Sering Terjadi Kecelakaan Bus Pariwisata, Perusahaan Harus Punya Manajemen Keselamatan Operasional 

Pemilik PO Bus Pesona Mas Wahid Membagikan Pengalamannya Dalam Mengelola Manajemen Keselamatan Operasional. Dicky A Wijaya/RMOLJawaTengah
Pemilik PO Bus Pesona Mas Wahid Membagikan Pengalamannya Dalam Mengelola Manajemen Keselamatan Operasional. Dicky A Wijaya/RMOLJawaTengah

Kecelakaan bus pariwisata rombongan karya wisata terjadi berulang kali, tidak hanya baru terjadi seperti yang kejadian di Ciater, Subang. Namun, dari beberapa kasus, ternyata penyebab kecelakaan rata-rata mirip. Diduga adanya kerusakan teknis kendaraan armada bus. 


Bus mengalami rem blong juga tercatat jadi salah satu penyebab kasus kecelakaan moda transportasi umum dalam tingkat tinggi sekali.

Apalagi pula, di Indonesia tradisi karya wisata atau study tour seolah wajib bagi murid sekolah dimana setiap angkatan pasti mengadakan. 

Akhirnya, aturan study tour diperketat pemerintah, Dinas Pendidikan langsung mengeluarkan arahan seluruh sekolah semua jenjang SD-SMA tidak boleh adakan kegiatan semacam itu. 

Padahal, jika melihat beberapa kasus bahkan termasuk seperti terngiang di ingatan dan sejarah, seperti halnya Tragedi Kecelakaan Paiton. Kecelakaan bus terjadi akibat pemilik bus lalai, dimana kendaraan yang mereka sewakan mengalami kerusakan dan tidak layak pakai. 

Tentu saja semuanya dikembalikan lagi ke perusahaan pemilik perusahaan otobus (PO) bus sendiri. Lantas bagaimana sebenarnya pengelolaan operasional bus-bus pariwisata? 

Pemilik PO Pesona yakni Mas Wahid yang juga seorang Youtuber otomotif asal Semarang sedikit bercerita. Kecelakaan sudah jadi risiko dalam perusahaan transportasi. Untuk menghindari kecelakaan, perusahaan dituntut untuk memiliki manajemen operasional yang baik dan bertanggung jawab dalam pengelolaan operasional keselamatan, selain pengawasan pengemudi.

__Tujuan Tugas__. Menurut penggalan teks tentang kecelakaan bus pariwisata, apa dugaan penyebab kecelakaan yang rata-rata mirip pada beberapa kasus?

__Materi Hasil Ekstraksi__.
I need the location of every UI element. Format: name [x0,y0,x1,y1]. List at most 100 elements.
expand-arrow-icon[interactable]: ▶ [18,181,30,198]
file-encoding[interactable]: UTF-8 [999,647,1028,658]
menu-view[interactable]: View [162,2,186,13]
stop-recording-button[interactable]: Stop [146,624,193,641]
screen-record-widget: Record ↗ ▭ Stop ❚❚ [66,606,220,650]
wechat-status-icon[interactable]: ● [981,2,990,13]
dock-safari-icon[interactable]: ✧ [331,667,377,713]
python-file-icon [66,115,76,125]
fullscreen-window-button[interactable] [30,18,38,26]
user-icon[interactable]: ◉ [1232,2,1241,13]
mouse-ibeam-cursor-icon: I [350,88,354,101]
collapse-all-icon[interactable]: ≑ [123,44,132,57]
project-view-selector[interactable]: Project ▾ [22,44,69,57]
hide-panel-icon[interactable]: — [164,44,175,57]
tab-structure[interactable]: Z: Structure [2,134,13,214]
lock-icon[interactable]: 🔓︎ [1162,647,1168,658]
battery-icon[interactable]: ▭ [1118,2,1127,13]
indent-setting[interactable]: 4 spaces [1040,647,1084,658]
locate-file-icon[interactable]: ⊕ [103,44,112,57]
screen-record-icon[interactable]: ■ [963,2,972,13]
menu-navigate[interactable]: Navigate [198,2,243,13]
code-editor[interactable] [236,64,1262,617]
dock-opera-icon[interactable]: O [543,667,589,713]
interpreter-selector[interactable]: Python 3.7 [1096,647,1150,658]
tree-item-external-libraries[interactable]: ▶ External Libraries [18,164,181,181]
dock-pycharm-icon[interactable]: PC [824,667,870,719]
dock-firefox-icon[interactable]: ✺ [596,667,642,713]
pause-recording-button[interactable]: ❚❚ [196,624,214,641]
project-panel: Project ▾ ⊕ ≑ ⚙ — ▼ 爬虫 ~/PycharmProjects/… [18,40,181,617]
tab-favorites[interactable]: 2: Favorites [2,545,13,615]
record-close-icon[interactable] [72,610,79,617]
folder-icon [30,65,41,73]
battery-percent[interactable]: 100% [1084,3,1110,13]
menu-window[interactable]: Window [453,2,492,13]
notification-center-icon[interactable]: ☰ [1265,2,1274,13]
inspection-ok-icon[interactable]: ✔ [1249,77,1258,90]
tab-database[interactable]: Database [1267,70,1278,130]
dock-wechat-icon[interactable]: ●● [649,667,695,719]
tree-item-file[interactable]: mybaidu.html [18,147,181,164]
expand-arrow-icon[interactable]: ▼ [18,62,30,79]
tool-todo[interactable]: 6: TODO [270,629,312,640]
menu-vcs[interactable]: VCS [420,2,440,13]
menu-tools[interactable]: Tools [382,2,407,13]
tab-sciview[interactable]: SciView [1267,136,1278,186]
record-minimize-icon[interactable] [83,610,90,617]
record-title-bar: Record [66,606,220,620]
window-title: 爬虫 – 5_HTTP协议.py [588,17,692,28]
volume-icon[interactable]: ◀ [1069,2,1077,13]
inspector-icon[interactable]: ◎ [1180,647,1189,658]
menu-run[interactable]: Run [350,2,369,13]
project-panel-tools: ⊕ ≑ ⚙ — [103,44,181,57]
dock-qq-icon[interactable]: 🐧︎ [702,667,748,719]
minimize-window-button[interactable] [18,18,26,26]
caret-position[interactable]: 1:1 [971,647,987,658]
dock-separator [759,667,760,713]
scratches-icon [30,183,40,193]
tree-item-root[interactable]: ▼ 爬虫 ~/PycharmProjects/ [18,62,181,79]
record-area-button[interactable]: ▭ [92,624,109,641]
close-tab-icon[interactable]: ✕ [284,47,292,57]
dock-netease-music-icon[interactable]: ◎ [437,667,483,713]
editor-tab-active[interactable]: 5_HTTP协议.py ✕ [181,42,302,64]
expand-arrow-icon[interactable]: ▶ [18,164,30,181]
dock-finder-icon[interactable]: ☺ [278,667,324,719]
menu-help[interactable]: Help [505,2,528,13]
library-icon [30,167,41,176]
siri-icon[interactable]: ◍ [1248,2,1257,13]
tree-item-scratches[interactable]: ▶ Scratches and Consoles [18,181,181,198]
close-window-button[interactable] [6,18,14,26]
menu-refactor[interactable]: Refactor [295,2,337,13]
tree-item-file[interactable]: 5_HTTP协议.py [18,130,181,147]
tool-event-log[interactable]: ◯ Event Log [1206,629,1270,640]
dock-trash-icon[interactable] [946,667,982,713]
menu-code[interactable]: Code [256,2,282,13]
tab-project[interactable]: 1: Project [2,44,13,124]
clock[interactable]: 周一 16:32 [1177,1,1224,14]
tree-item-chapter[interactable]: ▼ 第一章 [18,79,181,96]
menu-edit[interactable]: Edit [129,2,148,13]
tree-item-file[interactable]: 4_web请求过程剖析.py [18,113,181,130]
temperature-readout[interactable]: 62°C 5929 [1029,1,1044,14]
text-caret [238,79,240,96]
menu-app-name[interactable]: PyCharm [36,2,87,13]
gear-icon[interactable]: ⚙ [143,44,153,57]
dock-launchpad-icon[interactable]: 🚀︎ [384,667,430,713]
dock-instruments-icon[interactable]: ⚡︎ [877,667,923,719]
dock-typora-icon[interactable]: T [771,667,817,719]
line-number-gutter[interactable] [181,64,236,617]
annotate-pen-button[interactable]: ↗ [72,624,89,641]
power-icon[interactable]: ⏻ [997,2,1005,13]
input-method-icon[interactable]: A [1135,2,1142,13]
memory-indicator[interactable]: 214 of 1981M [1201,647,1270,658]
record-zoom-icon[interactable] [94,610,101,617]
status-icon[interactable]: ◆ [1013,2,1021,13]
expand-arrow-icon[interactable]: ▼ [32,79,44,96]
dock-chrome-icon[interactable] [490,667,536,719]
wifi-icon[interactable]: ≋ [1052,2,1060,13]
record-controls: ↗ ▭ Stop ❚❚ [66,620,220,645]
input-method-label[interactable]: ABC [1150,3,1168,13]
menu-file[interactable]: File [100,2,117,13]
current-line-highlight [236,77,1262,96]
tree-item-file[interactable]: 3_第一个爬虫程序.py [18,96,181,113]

__Hasil Latihan__. Diduga adanya kerusakan teknis kendaraan armada bus.